Takes one element and produces one element. A map function that doubles the values of the input stream:

DataStream<Integer> dataStream = //...
dataStream.map(new MapFunction<Integer, Integer>() {
    @Override
    public Integer map(Integer value) throws Exception {
        return 2 * value;
    }
});
    

Takes one element and produces zero, one, or more elements. A flatmap function that splits sentences to words:

dataStream.flatMap(new FlatMapFunction<String, String>() {
    @Override
    public void flatMap(String value, Collector<String> out)
        throws Exception {
        for(String word: value.split(" ")){
            out.collect(word);
        }
    }
});
    

Evaluates a boolean function for each element and retains those for which the function returns true. A filter that filters out zero values:

dataStream.filter(new FilterFunction<Integer>() {
    @Override
    public boolean filter(Integer value) throws Exception {
        return value != 0;
    }
});
    

Logically partitions a stream into disjoint partitions. All records with the same key are assigned to the same partition. Internally, keyBy() is implemented with hash partitioning. There are different ways to specify keys.

This transformation returns a KeyedStream, which is, among other things, required to use keyed state.

dataStream.keyBy("someKey") // Key by field "someKey"
dataStream.keyBy(0) // Key by the first element of a Tuple
    

Attention A type cannot be a key if:

1. it is a POJO type but does not override the hashCode() method and relies on the Object.hashCode() implementation.

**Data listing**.
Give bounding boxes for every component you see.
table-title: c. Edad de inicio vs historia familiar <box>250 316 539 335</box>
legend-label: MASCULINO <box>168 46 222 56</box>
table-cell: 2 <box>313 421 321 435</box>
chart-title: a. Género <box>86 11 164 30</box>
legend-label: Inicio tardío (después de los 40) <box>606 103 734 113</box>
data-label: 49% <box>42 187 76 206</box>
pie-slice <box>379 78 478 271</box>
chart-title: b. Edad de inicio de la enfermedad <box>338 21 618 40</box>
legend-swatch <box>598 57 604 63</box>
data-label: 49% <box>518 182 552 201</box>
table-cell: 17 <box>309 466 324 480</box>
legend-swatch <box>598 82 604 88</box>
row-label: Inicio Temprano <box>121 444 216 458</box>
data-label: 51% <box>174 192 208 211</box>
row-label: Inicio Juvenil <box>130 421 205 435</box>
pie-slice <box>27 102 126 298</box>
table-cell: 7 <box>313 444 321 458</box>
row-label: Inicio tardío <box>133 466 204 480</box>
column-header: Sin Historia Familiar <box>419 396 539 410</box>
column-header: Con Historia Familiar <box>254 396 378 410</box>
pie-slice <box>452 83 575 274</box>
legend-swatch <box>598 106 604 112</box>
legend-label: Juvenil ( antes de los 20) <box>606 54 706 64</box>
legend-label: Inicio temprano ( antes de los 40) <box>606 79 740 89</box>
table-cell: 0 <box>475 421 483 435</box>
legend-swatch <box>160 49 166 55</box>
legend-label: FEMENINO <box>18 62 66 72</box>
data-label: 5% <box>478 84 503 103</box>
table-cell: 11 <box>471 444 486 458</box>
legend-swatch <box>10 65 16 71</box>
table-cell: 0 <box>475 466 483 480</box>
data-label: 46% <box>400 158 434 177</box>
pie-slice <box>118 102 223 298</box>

**Problems to solve**.
[a] Using the excerpt on stream transformations, answer the following questions:
(i) What does the map function example do to the values of the input stream?
(ii) How is keyBy() implemented internally?
(iii) What type of stream does the keyBy transformation return?
[b] Decide whether each statement agrees with the excerpt on stream transformations. Answer yes or no, and quote the words that decide it.
(i) A flatmap takes one element and always produces exactly one element.
(ii) A filter keeps the elements for which its boolean function returns true.
(iii) Records with the same key may be assigned to different partitions.
[c] Rewrite the paragraph in the excerpt on stream transformations that begins "Logically partitions a stream" as a short bulleted list that keeps its main facts.
Rely only on the text about stream transformations, not on the data.

**Outputs in order**.
[a]
(i) It doubles them.
(ii) With hash partitioning.
(iii) A KeyedStream.

[b]
(i) No: "Takes one element and produces zero, one, or more elements."
(ii) Yes: "retains those for which the function returns true"
(iii) No: "All records with the same key are assigned to the same partition."

[c]
- Divides a stream logically into disjoint partitions.
- Assigns all records with the same key to the same partition.
- Uses hash partitioning internally.
- Allows keys to be specified in different ways.